--- START Data excerpts ---

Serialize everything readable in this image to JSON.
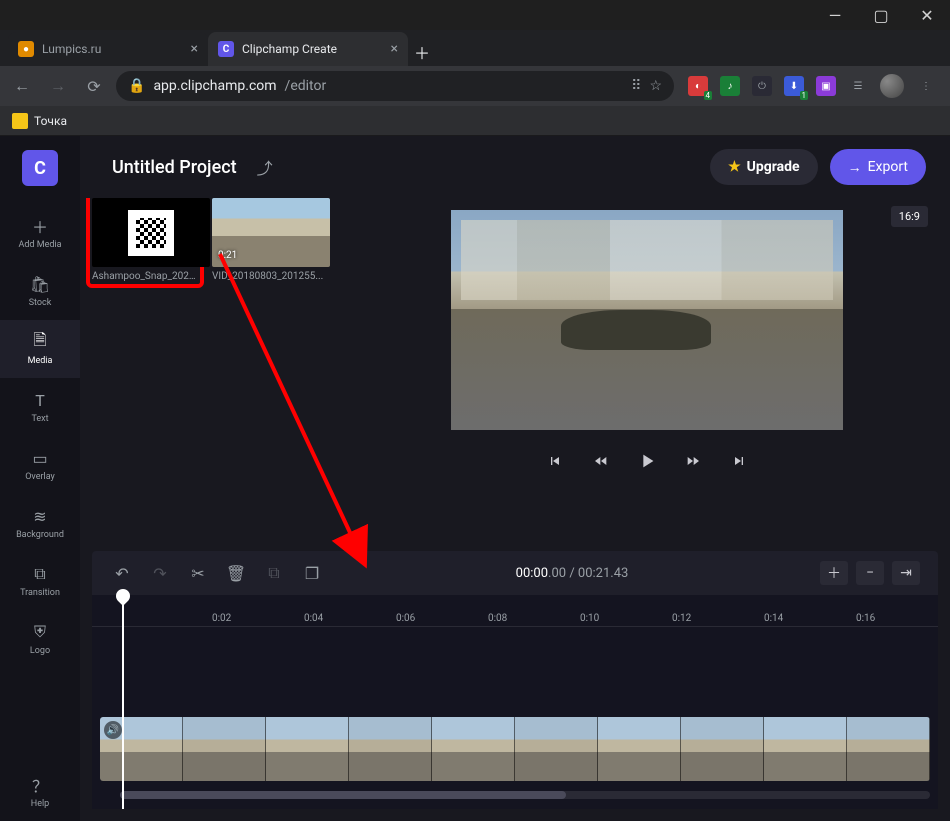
{
  "browser": {
    "tabs": [
      {
        "title": "Lumpics.ru",
        "active": false
      },
      {
        "title": "Clipchamp Create",
        "active": true
      }
    ],
    "url_display_secure": "app.clipchamp.com",
    "url_display_path": "/editor",
    "bookmark": "Точка"
  },
  "topbar": {
    "project_title": "Untitled Project",
    "upgrade_label": "Upgrade",
    "export_label": "Export",
    "aspect_label": "16:9"
  },
  "rail": {
    "add_media": "Add Media",
    "stock": "Stock",
    "media": "Media",
    "text": "Text",
    "overlay": "Overlay",
    "background": "Background",
    "transition": "Transition",
    "logo": "Logo",
    "help": "Help"
  },
  "media": {
    "item1_name": "Ashampoo_Snap_2020...",
    "item2_name": "VID_20180803_201255...",
    "item2_duration": "0:21"
  },
  "timeline": {
    "current": "00:00",
    "current_ms": ".00",
    "total": "00:21",
    "total_ms": ".43",
    "ticks": [
      "0:02",
      "0:04",
      "0:06",
      "0:08",
      "0:10",
      "0:12",
      "0:14",
      "0:16"
    ]
  }
}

--- END Data excerpts ---

* **Instruction**:
Write the listing out a second time exactly, dropping all images.

* **Result for this task**:
Serialize everything readable in this image to JSON.
{
  "browser": {
    "tabs": [
      {
        "title": "Lumpics.ru",
        "active": false
      },
      {
        "title": "Clipchamp Create",
        "active": true
      }
    ],
    "url_display_secure": "app.clipchamp.com",
    "url_display_path": "/editor",
    "bookmark": "Точка"
  },
  "topbar": {
    "project_title": "Untitled Project",
    "upgrade_label": "Upgrade",
    "export_label": "Export",
    "aspect_label": "16:9"
  },
  "rail": {
    "add_media": "Add Media",
    "stock": "Stock",
    "media": "Media",
    "text": "Text",
    "overlay": "Overlay",
    "background": "Background",
    "transition": "Transition",
    "logo": "Logo",
    "help": "Help"
  },
  "media": {
    "item1_name": "Ashampoo_Snap_2020...",
    "item2_name": "VID_20180803_201255...",
    "item2_duration": "0:21"
  },
  "timeline": {
    "current": "00:00",
    "current_ms": ".00",
    "total": "00:21",
    "total_ms": ".43",
    "ticks": [
      "0:02",
      "0:04",
      "0:06",
      "0:08",
      "0:10",
      "0:12",
      "0:14",
      "0:16"
    ]
  }
}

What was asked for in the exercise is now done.